John Rowley and Sarah Wright Family Messenger

-by historian, Luella Jones Downard

In the spring of 1853 each man was given as much land as he could fence and cultivate. Ralph Nephi Rowley and his father-in-law, Hugh Thompson, each had land allotted to them along the hills east of Fillmore, known as the “Best Ditch” farms.

Some of their close neighbors here were Jonathan P. Smith and Albert Shail. Jonathan P. Smith had come over the plains in the same company as Hugh Thompson. Ralph’s sister Mariah, who had buried her first husband, George Olom, and little son, Uriah Olom, in England and later migrated to Fillmore with her daughter, Zuriah Olom, married Jonathan P. Smith.

Zuriah Olom later married George Albert Shails.

Another of their close neighbors was Amasa Lyman, (whose son, Lorenzo Snow Lyman married Zuriah Rowley, the oldest daughter of Ralph’s brother, James Rowley).  Years later Amasa Lyman’s son Ira Depo Lyman, married Ralph’s daughter, Elizabeth Ann.

Another neighbor was Richard Day, whose daughters Mary and Martha, became the wives of Ralph’s brother James. Years later when James died, Ralph married his brother’s wife, Mary Day Rowley, in polygamy.

We have several records of Ralph and Mary receiving their endowments and also of Ralph attending for James with Mary Day and that they were sealed.

In July of 1853 there were a great many Indian scares and depredation. The fort was guarded night and day by both close and picket guards. Men went to the fields in large companies, carrying their guns with them for protection at all times. Kanosh and his friendly Indians helped harvest the grain.

Conditions became so bad that the State House workers took down their shanties and moved them into the Fort, where they would be safer from Indian attacks.

George Arthur Rowley in one of his histories relates: “Here they built a dugout in which to live, there is a monument on the place now.” Mary Ann’s father Hugh Thompson probably lived with them and the children in this humble home.

In August 1853 martial law was declared. A triangle of steel was made to use in sounding an alarm to call the men and boys from the field when there was an alarm. The milch cows were herded together and guards placed around them. At night they were all taken to a public corral and milked while the men took turns standing guard.

On September 13, 1853, a man, William Hatton, was killed by the Indians while standing guard at this corral.

Ralph and his father-in-law were both fine stone masons, and they helped to cut and lay rock for early state structures.

On October 26, 1853 a baby boy was born to the Rowley’s, while they were living inside the fort wall. They named him Walter Thompson Rowley. When Thompson is added to the name of a Rowley child it is to honor the beloved grandfather, Hugh Thompson. He had had no male child to carry on the name of Thompson. This may account for one reason for honoring the name but I like the reason George Arthur Rowley gives in one of his histories: “I love the name of HUGH and I named one daughter Hughetta, because I love it so. The stories I have been told of him make me very proud of his name and memory.” What a pity that none of those stories were ever written. Now we know only that his character was such that “HUGH THOMPSON” is a name of honor among the descendants of Ralph Nephi Rowley and Mary Ann Thompson.

....

**Exercises to complete:**
#1 From the Rowley family history, retype the passage starting at "Some of their" and ending at "daughter, Elizabeth Ann.".
#2 Name every person the Rowley family history identifies as a neighbor of Ralph Nephi Rowley and Hugh Thompson.

**Data segment:**
....

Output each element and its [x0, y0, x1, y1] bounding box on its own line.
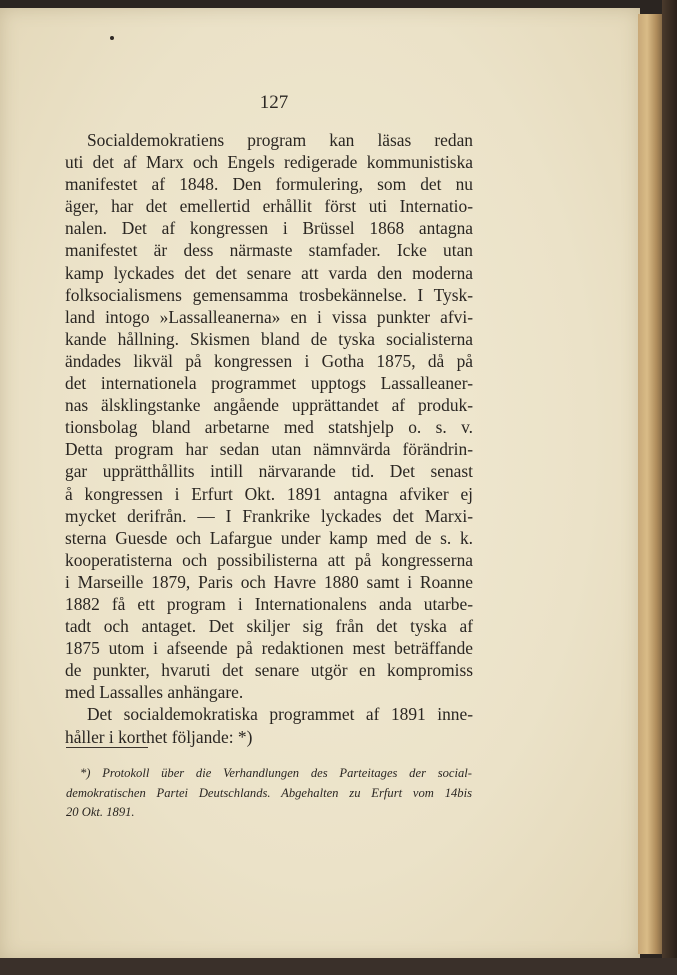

....

**Answers below:**
#1
Some of their close neighbors here were Jonathan P. Smith and Albert Shail. Jonathan P. Smith had come over the plains in the same company as Hugh Thompson. Ralph’s sister Mariah, who had buried her first husband, George Olom, and little son, Uriah Olom, in England and later migrated to Fillmore with her daughter, Zuriah Olom, married Jonathan P. Smith.

Zuriah Olom later married George Albert Shails.

Another of their close neighbors was Amasa Lyman, (whose son, Lorenzo Snow Lyman married Zuriah Rowley, the oldest daughter of Ralph’s brother, James Rowley).  Years later Amasa Lyman’s son Ira Depo Lyman, married Ralph’s daughter, Elizabeth Ann.

#2
Jonathan P. Smith
Albert Shail
Amasa Lyman
Richard Day